— begin RECORD EXCERPTS —

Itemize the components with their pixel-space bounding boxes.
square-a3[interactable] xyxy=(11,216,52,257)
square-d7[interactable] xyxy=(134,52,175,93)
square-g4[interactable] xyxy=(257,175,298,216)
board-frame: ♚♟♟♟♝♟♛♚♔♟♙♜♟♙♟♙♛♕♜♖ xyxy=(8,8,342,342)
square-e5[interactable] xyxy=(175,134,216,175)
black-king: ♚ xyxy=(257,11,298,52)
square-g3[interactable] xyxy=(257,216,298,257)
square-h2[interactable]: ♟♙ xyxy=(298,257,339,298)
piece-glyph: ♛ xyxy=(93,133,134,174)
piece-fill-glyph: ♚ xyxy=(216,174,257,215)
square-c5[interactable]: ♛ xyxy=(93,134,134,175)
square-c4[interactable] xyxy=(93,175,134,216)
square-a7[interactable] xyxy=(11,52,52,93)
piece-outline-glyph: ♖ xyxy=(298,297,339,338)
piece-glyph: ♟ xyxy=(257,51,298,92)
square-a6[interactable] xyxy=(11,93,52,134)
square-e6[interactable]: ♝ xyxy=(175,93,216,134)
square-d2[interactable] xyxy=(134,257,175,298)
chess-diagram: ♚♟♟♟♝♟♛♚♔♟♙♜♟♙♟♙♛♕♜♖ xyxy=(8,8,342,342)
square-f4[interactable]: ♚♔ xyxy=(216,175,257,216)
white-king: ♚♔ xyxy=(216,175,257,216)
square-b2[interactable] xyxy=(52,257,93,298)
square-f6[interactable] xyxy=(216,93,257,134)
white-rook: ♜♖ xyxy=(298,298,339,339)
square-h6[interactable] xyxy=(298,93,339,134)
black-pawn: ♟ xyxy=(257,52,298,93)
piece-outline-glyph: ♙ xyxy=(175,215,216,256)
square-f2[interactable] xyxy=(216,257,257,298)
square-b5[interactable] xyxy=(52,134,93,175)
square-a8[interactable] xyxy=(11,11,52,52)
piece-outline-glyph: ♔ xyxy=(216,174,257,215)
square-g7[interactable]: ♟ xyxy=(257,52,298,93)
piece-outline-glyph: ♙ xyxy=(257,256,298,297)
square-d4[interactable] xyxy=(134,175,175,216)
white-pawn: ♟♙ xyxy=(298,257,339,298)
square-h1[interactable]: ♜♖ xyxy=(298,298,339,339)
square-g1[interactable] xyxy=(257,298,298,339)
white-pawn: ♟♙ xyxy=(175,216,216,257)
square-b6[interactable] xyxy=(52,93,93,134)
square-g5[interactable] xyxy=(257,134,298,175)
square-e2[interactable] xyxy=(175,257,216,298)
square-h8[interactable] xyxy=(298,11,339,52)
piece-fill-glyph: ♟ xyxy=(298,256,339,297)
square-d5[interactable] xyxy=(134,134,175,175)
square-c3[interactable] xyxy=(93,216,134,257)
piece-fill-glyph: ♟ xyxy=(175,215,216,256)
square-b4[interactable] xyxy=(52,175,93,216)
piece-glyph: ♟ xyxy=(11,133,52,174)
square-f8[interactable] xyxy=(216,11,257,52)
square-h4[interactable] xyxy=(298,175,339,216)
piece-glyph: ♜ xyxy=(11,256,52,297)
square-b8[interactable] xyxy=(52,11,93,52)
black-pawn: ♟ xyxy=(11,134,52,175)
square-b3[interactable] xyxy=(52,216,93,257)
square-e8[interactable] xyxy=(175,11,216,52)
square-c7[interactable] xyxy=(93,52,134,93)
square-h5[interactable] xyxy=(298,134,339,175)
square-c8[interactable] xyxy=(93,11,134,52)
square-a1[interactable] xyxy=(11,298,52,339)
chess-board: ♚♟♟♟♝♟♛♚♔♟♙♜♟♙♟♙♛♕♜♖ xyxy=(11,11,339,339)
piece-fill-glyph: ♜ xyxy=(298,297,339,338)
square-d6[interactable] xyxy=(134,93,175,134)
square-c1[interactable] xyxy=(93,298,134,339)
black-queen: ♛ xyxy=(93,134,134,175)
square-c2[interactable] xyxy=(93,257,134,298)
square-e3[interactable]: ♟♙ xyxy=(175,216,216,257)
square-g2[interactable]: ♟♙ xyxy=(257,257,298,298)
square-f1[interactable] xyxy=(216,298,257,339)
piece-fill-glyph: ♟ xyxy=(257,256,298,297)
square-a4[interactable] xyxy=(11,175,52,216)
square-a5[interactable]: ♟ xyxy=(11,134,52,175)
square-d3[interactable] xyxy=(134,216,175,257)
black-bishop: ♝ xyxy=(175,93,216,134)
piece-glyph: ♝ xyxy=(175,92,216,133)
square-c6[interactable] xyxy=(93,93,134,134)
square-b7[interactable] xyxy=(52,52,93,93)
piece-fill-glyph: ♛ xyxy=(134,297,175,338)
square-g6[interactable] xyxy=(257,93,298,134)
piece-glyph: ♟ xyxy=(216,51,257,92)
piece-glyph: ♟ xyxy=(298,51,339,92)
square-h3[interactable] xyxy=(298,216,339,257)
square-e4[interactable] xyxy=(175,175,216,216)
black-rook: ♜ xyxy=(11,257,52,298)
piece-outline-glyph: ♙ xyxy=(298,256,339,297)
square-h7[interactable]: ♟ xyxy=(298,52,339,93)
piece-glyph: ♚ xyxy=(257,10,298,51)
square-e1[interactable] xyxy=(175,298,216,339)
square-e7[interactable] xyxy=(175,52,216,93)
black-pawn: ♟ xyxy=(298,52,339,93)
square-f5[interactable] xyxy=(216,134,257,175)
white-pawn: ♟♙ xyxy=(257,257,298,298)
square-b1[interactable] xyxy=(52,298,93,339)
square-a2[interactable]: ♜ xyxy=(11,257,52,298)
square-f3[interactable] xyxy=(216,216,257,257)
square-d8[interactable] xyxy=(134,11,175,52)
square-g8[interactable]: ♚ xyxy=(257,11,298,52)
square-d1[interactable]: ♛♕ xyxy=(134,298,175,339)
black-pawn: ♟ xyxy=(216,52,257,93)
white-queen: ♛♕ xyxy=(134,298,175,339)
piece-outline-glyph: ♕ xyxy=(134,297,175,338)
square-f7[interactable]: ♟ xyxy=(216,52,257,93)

— end RECORD EXCERPTS —

#### [EXERCISE DIRECTIONS]
Print the whole listing above again, line for line, with no changes.

#### [SOLUTION TO THIS PROBLEM]
Itemize the components with their pixel-space bounding boxes.
square-a3[interactable] xyxy=(11,216,52,257)
square-d7[interactable] xyxy=(134,52,175,93)
square-g4[interactable] xyxy=(257,175,298,216)
board-frame: ♚♟♟♟♝♟♛♚♔♟♙♜♟♙♟♙♛♕♜♖ xyxy=(8,8,342,342)
square-e5[interactable] xyxy=(175,134,216,175)
black-king: ♚ xyxy=(257,11,298,52)
square-g3[interactable] xyxy=(257,216,298,257)
square-h2[interactable]: ♟♙ xyxy=(298,257,339,298)
piece-glyph: ♛ xyxy=(93,133,134,174)
piece-fill-glyph: ♚ xyxy=(216,174,257,215)
square-c5[interactable]: ♛ xyxy=(93,134,134,175)
square-c4[interactable] xyxy=(93,175,134,216)
square-a7[interactable] xyxy=(11,52,52,93)
piece-outline-glyph: ♖ xyxy=(298,297,339,338)
piece-glyph: ♟ xyxy=(257,51,298,92)
square-a6[interactable] xyxy=(11,93,52,134)
square-e6[interactable]: ♝ xyxy=(175,93,216,134)
square-d2[interactable] xyxy=(134,257,175,298)
chess-diagram: ♚♟♟♟♝♟♛♚♔♟♙♜♟♙♟♙♛♕♜♖ xyxy=(8,8,342,342)
square-f4[interactable]: ♚♔ xyxy=(216,175,257,216)
white-king: ♚♔ xyxy=(216,175,257,216)
square-b2[interactable] xyxy=(52,257,93,298)
square-f6[interactable] xyxy=(216,93,257,134)
white-rook: ♜♖ xyxy=(298,298,339,339)
square-h6[interactable] xyxy=(298,93,339,134)
black-pawn: ♟ xyxy=(257,52,298,93)
piece-outline-glyph: ♙ xyxy=(175,215,216,256)
square-f2[interactable] xyxy=(216,257,257,298)
square-b5[interactable] xyxy=(52,134,93,175)
square-a8[interactable] xyxy=(11,11,52,52)
piece-outline-glyph: ♔ xyxy=(216,174,257,215)
square-g7[interactable]: ♟ xyxy=(257,52,298,93)
piece-outline-glyph: ♙ xyxy=(257,256,298,297)
square-d4[interactable] xyxy=(134,175,175,216)
white-pawn: ♟♙ xyxy=(298,257,339,298)
square-h1[interactable]: ♜♖ xyxy=(298,298,339,339)
square-g1[interactable] xyxy=(257,298,298,339)
white-pawn: ♟♙ xyxy=(175,216,216,257)
square-b6[interactable] xyxy=(52,93,93,134)
square-g5[interactable] xyxy=(257,134,298,175)
square-e2[interactable] xyxy=(175,257,216,298)
square-h8[interactable] xyxy=(298,11,339,52)
piece-fill-glyph: ♟ xyxy=(298,256,339,297)
square-d5[interactable] xyxy=(134,134,175,175)
square-c3[interactable] xyxy=(93,216,134,257)
piece-fill-glyph: ♟ xyxy=(175,215,216,256)
square-b4[interactable] xyxy=(52,175,93,216)
piece-glyph: ♟ xyxy=(11,133,52,174)
square-f8[interactable] xyxy=(216,11,257,52)
square-h4[interactable] xyxy=(298,175,339,216)
piece-glyph: ♜ xyxy=(11,256,52,297)
square-b8[interactable] xyxy=(52,11,93,52)
black-pawn: ♟ xyxy=(11,134,52,175)
square-b3[interactable] xyxy=(52,216,93,257)
square-e8[interactable] xyxy=(175,11,216,52)
square-c7[interactable] xyxy=(93,52,134,93)
square-h5[interactable] xyxy=(298,134,339,175)
square-c8[interactable] xyxy=(93,11,134,52)
square-a1[interactable] xyxy=(11,298,52,339)
chess-board: ♚♟♟♟♝♟♛♚♔♟♙♜♟♙♟♙♛♕♜♖ xyxy=(11,11,339,339)
piece-fill-glyph: ♜ xyxy=(298,297,339,338)
square-d6[interactable] xyxy=(134,93,175,134)
square-c1[interactable] xyxy=(93,298,134,339)
black-queen: ♛ xyxy=(93,134,134,175)
square-c2[interactable] xyxy=(93,257,134,298)
square-e3[interactable]: ♟♙ xyxy=(175,216,216,257)
square-g2[interactable]: ♟♙ xyxy=(257,257,298,298)
square-f1[interactable] xyxy=(216,298,257,339)
piece-fill-glyph: ♟ xyxy=(257,256,298,297)
square-a4[interactable] xyxy=(11,175,52,216)
square-a5[interactable]: ♟ xyxy=(11,134,52,175)
square-d3[interactable] xyxy=(134,216,175,257)
black-bishop: ♝ xyxy=(175,93,216,134)
piece-glyph: ♝ xyxy=(175,92,216,133)
square-c6[interactable] xyxy=(93,93,134,134)
square-b7[interactable] xyxy=(52,52,93,93)
piece-fill-glyph: ♛ xyxy=(134,297,175,338)
square-g6[interactable] xyxy=(257,93,298,134)
piece-glyph: ♟ xyxy=(216,51,257,92)
piece-glyph: ♟ xyxy=(298,51,339,92)
square-h3[interactable] xyxy=(298,216,339,257)
square-e4[interactable] xyxy=(175,175,216,216)
black-rook: ♜ xyxy=(11,257,52,298)
piece-outline-glyph: ♙ xyxy=(298,256,339,297)
square-h7[interactable]: ♟ xyxy=(298,52,339,93)
piece-glyph: ♚ xyxy=(257,10,298,51)
square-e1[interactable] xyxy=(175,298,216,339)
square-e7[interactable] xyxy=(175,52,216,93)
black-pawn: ♟ xyxy=(298,52,339,93)
square-f5[interactable] xyxy=(216,134,257,175)
white-pawn: ♟♙ xyxy=(257,257,298,298)
square-b1[interactable] xyxy=(52,298,93,339)
square-a2[interactable]: ♜ xyxy=(11,257,52,298)
square-f3[interactable] xyxy=(216,216,257,257)
square-d8[interactable] xyxy=(134,11,175,52)
square-g8[interactable]: ♚ xyxy=(257,11,298,52)
square-d1[interactable]: ♛♕ xyxy=(134,298,175,339)
black-pawn: ♟ xyxy=(216,52,257,93)
white-queen: ♛♕ xyxy=(134,298,175,339)
piece-outline-glyph: ♕ xyxy=(134,297,175,338)
square-f7[interactable]: ♟ xyxy=(216,52,257,93)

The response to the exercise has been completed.